**** Data listing
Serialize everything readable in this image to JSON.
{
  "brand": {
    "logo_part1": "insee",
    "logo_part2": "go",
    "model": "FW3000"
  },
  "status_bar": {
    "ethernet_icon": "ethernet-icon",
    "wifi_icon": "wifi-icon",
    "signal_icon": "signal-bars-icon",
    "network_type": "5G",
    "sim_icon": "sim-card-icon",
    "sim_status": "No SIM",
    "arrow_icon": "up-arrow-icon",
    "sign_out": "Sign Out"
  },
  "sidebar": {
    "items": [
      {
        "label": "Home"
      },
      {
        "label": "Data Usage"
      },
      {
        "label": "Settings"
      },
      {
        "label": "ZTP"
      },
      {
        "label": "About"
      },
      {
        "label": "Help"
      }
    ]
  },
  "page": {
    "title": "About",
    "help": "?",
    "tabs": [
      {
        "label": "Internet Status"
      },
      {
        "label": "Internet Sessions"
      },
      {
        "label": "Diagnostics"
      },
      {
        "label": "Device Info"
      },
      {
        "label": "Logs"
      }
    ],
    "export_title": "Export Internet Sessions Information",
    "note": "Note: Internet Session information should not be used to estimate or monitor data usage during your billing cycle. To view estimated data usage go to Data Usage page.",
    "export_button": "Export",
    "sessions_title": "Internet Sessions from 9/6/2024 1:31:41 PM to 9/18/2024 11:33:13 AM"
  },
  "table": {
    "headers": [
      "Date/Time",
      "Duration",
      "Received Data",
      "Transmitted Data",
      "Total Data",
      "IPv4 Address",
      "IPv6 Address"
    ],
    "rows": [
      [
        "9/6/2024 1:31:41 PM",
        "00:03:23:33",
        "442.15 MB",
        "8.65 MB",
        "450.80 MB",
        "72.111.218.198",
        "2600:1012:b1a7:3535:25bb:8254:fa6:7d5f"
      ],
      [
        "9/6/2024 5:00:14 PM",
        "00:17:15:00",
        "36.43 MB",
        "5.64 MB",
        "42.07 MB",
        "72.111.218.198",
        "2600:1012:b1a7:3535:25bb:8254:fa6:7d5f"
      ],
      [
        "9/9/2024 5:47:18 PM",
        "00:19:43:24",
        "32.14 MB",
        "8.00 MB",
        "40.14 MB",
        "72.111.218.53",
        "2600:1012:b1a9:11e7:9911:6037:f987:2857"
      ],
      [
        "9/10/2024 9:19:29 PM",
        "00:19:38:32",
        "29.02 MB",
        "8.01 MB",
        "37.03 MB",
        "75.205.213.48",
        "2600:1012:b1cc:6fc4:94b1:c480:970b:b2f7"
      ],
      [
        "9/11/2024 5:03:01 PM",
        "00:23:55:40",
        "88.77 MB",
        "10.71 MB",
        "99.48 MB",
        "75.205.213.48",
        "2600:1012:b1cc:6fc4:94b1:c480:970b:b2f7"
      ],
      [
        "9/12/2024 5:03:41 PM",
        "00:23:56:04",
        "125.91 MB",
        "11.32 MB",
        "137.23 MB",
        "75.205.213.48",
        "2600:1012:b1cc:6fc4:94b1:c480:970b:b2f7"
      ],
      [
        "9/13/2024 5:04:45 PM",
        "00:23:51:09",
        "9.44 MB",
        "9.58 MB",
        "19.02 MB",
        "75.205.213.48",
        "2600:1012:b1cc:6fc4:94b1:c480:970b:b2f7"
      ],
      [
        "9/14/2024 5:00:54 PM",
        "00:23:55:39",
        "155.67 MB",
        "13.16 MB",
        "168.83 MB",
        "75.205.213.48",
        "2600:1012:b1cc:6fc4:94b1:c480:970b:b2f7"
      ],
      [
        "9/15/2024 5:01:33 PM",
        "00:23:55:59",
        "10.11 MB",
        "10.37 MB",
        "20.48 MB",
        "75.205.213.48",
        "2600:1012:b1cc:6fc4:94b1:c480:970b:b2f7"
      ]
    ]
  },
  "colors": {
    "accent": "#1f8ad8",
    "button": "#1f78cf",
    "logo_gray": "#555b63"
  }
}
********
◆ Description of the task
Print the listing above in its entirety, with every line exact.

◆ Result for this task
Serialize everything readable in this image to JSON.
{
  "brand": {
    "logo_part1": "insee",
    "logo_part2": "go",
    "model": "FW3000"
  },
  "status_bar": {
    "ethernet_icon": "ethernet-icon",
    "wifi_icon": "wifi-icon",
    "signal_icon": "signal-bars-icon",
    "network_type": "5G",
    "sim_icon": "sim-card-icon",
    "sim_status": "No SIM",
    "arrow_icon": "up-arrow-icon",
    "sign_out": "Sign Out"
  },
  "sidebar": {
    "items": [
      {
        "label": "Home"
      },
      {
        "label": "Data Usage"
      },
      {
        "label": "Settings"
      },
      {
        "label": "ZTP"
      },
      {
        "label": "About"
      },
      {
        "label": "Help"
      }
    ]
  },
  "page": {
    "title": "About",
    "help": "?",
    "tabs": [
      {
        "label": "Internet Status"
      },
      {
        "label": "Internet Sessions"
      },
      {
        "label": "Diagnostics"
      },
      {
        "label": "Device Info"
      },
      {
        "label": "Logs"
      }
    ],
    "export_title": "Export Internet Sessions Information",
    "note": "Note: Internet Session information should not be used to estimate or monitor data usage during your billing cycle. To view estimated data usage go to Data Usage page.",
    "export_button": "Export",
    "sessions_title": "Internet Sessions from 9/6/2024 1:31:41 PM to 9/18/2024 11:33:13 AM"
  },
  "table": {
    "headers": [
      "Date/Time",
      "Duration",
      "Received Data",
      "Transmitted Data",
      "Total Data",
      "IPv4 Address",
      "IPv6 Address"
    ],
    "rows": [
      [
        "9/6/2024 1:31:41 PM",
        "00:03:23:33",
        "442.15 MB",
        "8.65 MB",
        "450.80 MB",
        "72.111.218.198",
        "2600:1012:b1a7:3535:25bb:8254:fa6:7d5f"
      ],
      [
        "9/6/2024 5:00:14 PM",
        "00:17:15:00",
        "36.43 MB",
        "5.64 MB",
        "42.07 MB",
        "72.111.218.198",
        "2600:1012:b1a7:3535:25bb:8254:fa6:7d5f"
      ],
      [
        "9/9/2024 5:47:18 PM",
        "00:19:43:24",
        "32.14 MB",
        "8.00 MB",
        "40.14 MB",
        "72.111.218.53",
        "2600:1012:b1a9:11e7:9911:6037:f987:2857"
      ],
      [
        "9/10/2024 9:19:29 PM",
        "00:19:38:32",
        "29.02 MB",
        "8.01 MB",
        "37.03 MB",
        "75.205.213.48",
        "2600:1012:b1cc:6fc4:94b1:c480:970b:b2f7"
      ],
      [
        "9/11/2024 5:03:01 PM",
        "00:23:55:40",
        "88.77 MB",
        "10.71 MB",
        "99.48 MB",
        "75.205.213.48",
        "2600:1012:b1cc:6fc4:94b1:c480:970b:b2f7"
      ],
      [
        "9/12/2024 5:03:41 PM",
        "00:23:56:04",
        "125.91 MB",
        "11.32 MB",
        "137.23 MB",
        "75.205.213.48",
        "2600:1012:b1cc:6fc4:94b1:c480:970b:b2f7"
      ],
      [
        "9/13/2024 5:04:45 PM",
        "00:23:51:09",
        "9.44 MB",
        "9.58 MB",
        "19.02 MB",
        "75.205.213.48",
        "2600:1012:b1cc:6fc4:94b1:c480:970b:b2f7"
      ],
      [
        "9/14/2024 5:00:54 PM",
        "00:23:55:39",
        "155.67 MB",
        "13.16 MB",
        "168.83 MB",
        "75.205.213.48",
        "2600:1012:b1cc:6fc4:94b1:c480:970b:b2f7"
      ],
      [
        "9/15/2024 5:01:33 PM",
        "00:23:55:59",
        "10.11 MB",
        "10.37 MB",
        "20.48 MB",
        "75.205.213.48",
        "2600:1012:b1cc:6fc4:94b1:c480:970b:b2f7"
      ]
    ]
  },
  "colors": {
    "accent": "#1f8ad8",
    "button": "#1f78cf",
    "logo_gray": "#555b63"
  }
}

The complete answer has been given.